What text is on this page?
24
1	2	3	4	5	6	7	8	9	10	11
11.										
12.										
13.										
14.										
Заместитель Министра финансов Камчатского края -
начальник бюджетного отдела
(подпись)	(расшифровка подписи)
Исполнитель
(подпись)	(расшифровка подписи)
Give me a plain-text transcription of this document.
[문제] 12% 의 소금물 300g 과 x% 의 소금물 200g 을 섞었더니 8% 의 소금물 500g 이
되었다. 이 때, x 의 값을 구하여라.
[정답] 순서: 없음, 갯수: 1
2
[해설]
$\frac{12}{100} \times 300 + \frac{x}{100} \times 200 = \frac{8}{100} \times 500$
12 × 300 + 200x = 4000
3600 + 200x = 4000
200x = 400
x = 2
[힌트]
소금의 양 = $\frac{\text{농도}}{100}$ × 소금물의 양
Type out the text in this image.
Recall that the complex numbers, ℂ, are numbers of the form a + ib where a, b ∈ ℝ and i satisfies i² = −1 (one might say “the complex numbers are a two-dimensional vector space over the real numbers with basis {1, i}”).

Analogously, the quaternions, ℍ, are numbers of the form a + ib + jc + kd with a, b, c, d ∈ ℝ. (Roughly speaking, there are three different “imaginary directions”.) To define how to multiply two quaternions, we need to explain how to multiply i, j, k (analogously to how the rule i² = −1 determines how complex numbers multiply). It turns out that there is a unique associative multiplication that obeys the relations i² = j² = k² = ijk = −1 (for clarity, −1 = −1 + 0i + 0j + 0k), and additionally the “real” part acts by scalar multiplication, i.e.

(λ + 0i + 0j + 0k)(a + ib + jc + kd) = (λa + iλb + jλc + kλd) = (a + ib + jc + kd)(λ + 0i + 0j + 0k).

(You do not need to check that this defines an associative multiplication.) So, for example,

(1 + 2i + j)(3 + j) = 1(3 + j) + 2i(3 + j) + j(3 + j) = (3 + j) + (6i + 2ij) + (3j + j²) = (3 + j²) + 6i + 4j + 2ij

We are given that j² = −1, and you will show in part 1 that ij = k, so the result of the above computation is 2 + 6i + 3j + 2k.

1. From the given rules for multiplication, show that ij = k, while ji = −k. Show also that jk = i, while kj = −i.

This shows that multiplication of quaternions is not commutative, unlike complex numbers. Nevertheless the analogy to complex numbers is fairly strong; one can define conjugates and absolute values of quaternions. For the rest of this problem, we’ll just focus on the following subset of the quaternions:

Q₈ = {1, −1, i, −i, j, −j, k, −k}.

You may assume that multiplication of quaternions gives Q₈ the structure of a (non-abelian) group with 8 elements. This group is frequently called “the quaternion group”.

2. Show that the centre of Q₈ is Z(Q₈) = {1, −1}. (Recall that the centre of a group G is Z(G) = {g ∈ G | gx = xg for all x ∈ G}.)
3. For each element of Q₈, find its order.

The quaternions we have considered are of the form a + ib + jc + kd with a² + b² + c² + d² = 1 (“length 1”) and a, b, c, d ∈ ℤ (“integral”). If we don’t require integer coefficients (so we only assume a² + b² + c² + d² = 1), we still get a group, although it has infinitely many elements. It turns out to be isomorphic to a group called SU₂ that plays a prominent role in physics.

::::

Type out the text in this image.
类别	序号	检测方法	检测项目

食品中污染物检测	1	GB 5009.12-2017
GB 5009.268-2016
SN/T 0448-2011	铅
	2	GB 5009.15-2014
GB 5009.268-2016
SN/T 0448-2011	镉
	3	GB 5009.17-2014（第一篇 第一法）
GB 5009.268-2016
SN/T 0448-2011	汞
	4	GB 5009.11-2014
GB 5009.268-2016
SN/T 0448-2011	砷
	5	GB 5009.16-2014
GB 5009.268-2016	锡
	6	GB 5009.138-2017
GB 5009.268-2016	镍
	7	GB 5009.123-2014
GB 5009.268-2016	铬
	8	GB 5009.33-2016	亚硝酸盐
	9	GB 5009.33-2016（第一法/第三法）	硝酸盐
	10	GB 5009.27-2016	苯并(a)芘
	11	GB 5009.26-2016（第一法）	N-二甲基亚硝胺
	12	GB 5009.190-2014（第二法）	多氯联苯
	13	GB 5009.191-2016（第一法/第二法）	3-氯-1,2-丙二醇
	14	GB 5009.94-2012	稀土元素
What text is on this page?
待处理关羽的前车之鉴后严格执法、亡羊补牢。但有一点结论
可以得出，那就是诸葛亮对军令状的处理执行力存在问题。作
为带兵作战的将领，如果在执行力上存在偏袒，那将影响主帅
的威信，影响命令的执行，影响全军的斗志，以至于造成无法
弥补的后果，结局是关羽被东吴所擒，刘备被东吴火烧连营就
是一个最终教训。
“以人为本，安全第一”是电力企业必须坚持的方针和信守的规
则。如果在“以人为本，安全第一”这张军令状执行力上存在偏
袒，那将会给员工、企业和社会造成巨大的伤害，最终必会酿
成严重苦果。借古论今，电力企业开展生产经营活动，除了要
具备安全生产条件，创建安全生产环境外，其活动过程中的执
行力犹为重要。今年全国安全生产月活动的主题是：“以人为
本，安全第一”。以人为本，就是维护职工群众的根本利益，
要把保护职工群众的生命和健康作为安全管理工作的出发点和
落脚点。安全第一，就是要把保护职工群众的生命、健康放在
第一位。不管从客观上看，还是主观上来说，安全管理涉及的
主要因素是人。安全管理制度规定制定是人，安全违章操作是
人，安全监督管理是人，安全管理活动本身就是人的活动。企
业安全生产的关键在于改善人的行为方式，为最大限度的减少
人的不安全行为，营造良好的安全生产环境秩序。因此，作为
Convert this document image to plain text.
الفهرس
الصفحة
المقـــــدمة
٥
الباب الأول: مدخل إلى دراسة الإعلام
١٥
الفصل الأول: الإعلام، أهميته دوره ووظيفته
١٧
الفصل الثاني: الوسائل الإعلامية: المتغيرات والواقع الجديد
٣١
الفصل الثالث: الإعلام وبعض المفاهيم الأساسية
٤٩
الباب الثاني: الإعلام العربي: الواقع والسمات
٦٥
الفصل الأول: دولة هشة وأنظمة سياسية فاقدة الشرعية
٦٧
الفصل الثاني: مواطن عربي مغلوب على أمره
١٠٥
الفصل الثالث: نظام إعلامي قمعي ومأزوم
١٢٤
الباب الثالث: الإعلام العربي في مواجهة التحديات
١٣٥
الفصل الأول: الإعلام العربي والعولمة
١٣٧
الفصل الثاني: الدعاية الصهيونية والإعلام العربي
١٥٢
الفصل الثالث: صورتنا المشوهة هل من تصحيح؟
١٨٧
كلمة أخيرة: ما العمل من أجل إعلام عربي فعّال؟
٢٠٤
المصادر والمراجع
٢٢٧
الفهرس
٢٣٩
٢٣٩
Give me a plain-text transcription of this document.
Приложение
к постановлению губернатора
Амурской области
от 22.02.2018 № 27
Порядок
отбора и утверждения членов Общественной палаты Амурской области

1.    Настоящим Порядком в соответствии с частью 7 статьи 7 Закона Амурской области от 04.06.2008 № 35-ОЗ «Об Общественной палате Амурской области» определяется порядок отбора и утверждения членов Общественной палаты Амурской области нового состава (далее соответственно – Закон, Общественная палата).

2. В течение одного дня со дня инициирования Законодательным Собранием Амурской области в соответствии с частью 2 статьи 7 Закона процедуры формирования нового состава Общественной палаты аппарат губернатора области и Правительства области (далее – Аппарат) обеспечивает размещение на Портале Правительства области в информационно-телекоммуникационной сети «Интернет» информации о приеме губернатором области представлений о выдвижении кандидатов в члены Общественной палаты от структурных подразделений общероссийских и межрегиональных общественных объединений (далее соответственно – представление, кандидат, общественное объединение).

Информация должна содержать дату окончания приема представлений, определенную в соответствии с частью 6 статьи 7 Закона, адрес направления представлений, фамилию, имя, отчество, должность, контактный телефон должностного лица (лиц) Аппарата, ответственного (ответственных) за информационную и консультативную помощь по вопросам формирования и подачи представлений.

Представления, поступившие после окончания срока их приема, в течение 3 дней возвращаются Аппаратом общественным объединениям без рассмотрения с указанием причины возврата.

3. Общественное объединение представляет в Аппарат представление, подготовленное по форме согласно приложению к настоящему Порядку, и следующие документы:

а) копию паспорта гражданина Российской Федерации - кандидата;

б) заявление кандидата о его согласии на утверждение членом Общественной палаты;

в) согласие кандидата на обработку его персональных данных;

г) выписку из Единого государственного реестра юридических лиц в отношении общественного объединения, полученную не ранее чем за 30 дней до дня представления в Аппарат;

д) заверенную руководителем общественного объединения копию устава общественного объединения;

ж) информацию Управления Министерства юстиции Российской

::::

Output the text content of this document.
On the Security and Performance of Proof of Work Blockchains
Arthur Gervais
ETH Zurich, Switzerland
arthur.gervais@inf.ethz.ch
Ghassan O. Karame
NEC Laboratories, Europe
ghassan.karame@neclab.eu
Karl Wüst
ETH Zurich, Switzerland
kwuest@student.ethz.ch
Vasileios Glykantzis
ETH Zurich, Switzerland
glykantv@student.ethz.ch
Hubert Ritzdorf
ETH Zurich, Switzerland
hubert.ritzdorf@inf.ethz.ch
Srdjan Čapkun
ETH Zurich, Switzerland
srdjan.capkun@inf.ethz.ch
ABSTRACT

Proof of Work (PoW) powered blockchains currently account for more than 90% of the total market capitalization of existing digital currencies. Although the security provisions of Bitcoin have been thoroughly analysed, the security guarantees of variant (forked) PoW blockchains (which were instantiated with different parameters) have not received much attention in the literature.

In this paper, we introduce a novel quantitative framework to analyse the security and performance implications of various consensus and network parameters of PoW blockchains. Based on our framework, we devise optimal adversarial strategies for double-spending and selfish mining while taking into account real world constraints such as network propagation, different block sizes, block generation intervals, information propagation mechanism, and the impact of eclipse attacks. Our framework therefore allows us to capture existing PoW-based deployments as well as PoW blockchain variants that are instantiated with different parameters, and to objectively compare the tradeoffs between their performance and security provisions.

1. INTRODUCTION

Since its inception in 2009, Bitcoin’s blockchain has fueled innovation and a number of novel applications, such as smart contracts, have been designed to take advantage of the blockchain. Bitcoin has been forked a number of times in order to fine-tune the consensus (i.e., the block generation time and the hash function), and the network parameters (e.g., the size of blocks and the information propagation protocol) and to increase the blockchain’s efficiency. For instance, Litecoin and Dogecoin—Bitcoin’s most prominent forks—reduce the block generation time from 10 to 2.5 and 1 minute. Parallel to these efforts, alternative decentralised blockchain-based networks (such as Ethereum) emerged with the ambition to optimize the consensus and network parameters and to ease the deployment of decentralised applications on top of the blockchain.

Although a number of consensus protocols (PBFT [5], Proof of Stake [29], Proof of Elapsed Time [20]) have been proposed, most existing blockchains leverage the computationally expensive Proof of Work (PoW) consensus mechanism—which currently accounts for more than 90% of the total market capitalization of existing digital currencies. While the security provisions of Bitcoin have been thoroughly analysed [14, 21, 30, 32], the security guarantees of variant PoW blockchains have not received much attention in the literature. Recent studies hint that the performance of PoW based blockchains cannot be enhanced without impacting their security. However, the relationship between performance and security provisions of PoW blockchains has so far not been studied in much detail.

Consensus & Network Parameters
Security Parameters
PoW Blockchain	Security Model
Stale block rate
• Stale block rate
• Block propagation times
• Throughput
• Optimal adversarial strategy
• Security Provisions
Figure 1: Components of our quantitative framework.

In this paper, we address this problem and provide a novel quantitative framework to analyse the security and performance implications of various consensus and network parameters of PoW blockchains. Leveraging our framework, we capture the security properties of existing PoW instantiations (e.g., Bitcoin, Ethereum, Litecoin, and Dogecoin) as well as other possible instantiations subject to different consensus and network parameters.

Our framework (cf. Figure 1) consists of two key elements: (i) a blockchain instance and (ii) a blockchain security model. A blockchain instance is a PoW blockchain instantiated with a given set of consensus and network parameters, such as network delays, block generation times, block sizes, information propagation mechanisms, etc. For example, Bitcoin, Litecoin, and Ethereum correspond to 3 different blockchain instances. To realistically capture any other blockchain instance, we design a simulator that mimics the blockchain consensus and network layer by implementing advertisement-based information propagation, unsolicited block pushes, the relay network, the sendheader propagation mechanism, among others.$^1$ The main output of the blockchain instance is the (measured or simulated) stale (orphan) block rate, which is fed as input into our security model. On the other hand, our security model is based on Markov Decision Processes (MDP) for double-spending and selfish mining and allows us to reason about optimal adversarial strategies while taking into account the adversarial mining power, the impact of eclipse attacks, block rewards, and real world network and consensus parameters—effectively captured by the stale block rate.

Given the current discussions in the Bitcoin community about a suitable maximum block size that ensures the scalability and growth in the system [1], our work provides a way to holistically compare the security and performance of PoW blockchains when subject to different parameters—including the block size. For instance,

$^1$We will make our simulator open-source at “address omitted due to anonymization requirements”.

::::

--- WORK INSTRUCTIONS ---
The word "digital" appears in how many lines of the data? Answer with only the number.

--- ANSWER BELOW ---
2